Directions for this task
Pull out every line from the listing that has the word "Instâncias".

Information provided
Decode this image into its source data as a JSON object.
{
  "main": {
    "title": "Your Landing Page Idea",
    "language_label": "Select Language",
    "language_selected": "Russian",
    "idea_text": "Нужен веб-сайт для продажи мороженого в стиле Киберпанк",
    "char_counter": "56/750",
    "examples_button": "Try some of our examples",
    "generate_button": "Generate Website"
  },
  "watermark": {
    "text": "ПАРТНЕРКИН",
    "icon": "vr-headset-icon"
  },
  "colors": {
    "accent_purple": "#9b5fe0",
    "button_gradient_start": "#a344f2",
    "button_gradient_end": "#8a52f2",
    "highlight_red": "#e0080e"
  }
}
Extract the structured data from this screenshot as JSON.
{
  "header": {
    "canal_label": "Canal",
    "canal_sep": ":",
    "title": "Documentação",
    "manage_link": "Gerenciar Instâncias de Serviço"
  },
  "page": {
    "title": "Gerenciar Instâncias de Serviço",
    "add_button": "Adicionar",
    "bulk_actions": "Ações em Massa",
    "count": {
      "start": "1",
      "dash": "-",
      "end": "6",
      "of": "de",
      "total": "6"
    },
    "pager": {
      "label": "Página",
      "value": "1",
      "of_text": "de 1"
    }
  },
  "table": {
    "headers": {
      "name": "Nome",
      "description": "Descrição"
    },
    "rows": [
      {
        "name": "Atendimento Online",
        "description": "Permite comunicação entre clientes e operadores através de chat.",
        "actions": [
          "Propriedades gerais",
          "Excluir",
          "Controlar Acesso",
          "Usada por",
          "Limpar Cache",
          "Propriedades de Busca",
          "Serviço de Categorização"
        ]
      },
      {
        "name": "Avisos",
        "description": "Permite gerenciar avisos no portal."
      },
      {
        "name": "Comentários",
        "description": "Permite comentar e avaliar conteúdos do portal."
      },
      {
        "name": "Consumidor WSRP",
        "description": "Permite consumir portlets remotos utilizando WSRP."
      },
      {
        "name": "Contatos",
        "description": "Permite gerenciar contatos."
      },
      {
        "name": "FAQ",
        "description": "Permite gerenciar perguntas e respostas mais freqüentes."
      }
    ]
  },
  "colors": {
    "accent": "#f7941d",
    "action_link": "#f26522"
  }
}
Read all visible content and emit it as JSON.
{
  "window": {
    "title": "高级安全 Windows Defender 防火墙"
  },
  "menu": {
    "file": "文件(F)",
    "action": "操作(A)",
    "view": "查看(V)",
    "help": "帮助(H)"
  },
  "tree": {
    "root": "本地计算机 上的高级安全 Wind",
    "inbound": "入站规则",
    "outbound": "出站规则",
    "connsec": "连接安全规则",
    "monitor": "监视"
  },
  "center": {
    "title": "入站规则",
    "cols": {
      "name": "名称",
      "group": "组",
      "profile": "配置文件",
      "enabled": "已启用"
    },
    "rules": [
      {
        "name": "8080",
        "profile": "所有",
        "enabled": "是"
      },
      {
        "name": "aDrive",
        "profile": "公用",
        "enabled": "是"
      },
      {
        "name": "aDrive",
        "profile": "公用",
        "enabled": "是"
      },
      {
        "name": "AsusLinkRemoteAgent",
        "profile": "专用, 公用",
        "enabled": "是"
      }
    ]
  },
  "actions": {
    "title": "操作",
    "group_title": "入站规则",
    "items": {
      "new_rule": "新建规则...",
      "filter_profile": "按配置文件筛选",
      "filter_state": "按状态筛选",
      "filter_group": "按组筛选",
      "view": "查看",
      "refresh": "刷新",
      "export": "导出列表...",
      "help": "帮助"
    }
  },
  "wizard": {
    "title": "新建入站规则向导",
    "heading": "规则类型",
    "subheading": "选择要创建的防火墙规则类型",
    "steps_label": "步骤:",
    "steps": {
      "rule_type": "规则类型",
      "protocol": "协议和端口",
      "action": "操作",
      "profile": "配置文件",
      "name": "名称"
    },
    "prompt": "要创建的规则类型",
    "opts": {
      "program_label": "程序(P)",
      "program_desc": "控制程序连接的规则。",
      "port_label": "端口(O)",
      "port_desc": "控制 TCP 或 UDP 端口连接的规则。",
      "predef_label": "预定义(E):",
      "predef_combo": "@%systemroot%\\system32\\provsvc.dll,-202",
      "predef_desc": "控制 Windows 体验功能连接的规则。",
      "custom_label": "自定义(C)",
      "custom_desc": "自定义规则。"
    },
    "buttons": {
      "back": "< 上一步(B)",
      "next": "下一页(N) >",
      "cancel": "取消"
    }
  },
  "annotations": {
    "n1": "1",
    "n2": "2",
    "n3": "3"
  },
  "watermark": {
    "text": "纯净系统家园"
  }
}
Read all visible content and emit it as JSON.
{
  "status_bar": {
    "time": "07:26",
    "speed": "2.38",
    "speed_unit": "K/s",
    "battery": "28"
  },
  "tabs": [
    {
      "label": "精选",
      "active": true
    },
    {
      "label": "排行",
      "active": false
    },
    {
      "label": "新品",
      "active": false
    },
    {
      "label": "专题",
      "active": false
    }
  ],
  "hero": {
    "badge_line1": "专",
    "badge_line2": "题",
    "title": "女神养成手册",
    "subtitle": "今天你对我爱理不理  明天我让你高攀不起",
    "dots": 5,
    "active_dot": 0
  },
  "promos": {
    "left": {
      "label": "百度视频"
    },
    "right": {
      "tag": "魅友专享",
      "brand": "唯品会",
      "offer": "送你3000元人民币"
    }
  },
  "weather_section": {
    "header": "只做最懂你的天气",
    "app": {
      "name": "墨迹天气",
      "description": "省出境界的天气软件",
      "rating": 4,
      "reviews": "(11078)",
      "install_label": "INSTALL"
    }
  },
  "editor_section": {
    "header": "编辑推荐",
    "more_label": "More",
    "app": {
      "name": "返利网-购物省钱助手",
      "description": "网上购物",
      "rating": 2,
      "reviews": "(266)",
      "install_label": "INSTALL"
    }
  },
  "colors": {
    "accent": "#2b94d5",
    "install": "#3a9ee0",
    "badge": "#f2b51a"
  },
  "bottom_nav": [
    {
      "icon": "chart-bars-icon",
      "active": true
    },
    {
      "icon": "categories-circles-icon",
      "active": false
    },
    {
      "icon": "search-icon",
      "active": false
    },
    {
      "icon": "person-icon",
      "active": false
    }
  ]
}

Correct response
    "manage_link": "Gerenciar Instâncias de Serviço"
    "title": "Gerenciar Instâncias de Serviço",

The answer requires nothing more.